Prompt – Give the data below again, word for word.

(Dataset excerpt)
-------

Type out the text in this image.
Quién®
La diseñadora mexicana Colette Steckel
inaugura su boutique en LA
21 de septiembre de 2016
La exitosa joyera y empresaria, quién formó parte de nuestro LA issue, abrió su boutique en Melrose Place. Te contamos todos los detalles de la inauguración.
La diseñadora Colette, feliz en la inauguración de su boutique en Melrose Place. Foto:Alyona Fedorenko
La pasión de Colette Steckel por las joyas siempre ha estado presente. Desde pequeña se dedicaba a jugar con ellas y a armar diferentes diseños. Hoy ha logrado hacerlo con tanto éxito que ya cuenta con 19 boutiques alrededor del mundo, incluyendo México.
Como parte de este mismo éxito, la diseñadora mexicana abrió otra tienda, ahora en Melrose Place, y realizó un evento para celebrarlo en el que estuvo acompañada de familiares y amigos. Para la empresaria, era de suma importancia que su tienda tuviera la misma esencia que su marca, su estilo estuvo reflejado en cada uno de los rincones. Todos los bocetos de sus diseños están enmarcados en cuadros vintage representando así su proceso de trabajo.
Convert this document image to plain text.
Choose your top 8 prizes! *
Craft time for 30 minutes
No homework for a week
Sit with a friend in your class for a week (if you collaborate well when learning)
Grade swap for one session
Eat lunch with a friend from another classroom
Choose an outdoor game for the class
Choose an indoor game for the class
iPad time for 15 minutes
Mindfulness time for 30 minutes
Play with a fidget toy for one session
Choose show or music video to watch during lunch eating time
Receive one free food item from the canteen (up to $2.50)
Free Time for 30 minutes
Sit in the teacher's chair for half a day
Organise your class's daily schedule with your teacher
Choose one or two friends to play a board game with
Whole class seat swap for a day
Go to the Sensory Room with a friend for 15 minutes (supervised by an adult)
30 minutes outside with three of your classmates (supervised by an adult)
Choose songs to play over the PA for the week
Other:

-------

Expected answer –
Type out the text in this image.
Quién®
La diseñadora mexicana Colette Steckel
inaugura su boutique en LA
21 de septiembre de 2016
La exitosa joyera y empresaria, quién formó parte de nuestro LA issue, abrió su boutique en Melrose Place. Te contamos todos los detalles de la inauguración.
La diseñadora Colette, feliz en la inauguración de su boutique en Melrose Place. Foto:Alyona Fedorenko
La pasión de Colette Steckel por las joyas siempre ha estado presente. Desde pequeña se dedicaba a jugar con ellas y a armar diferentes diseños. Hoy ha logrado hacerlo con tanto éxito que ya cuenta con 19 boutiques alrededor del mundo, incluyendo México.
Como parte de este mismo éxito, la diseñadora mexicana abrió otra tienda, ahora en Melrose Place, y realizó un evento para celebrarlo en el que estuvo acompañada de familiares y amigos. Para la empresaria, era de suma importancia que su tienda tuviera la misma esencia que su marca, su estilo estuvo reflejado en cada uno de los rincones. Todos los bocetos de sus diseños están enmarcados en cuadros vintage representando así su proceso de trabajo.
Convert this document image to plain text.
Choose your top 8 prizes! *
Craft time for 30 minutes
No homework for a week
Sit with a friend in your class for a week (if you collaborate well when learning)
Grade swap for one session
Eat lunch with a friend from another classroom
Choose an outdoor game for the class
Choose an indoor game for the class
iPad time for 15 minutes
Mindfulness time for 30 minutes
Play with a fidget toy for one session
Choose show or music video to watch during lunch eating time
Receive one free food item from the canteen (up to $2.50)
Free Time for 30 minutes
Sit in the teacher's chair for half a day
Organise your class's daily schedule with your teacher
Choose one or two friends to play a board game with
Whole class seat swap for a day
Go to the Sensory Room with a friend for 15 minutes (supervised by an adult)
30 minutes outside with three of your classmates (supervised by an adult)
Choose songs to play over the PA for the week
Other:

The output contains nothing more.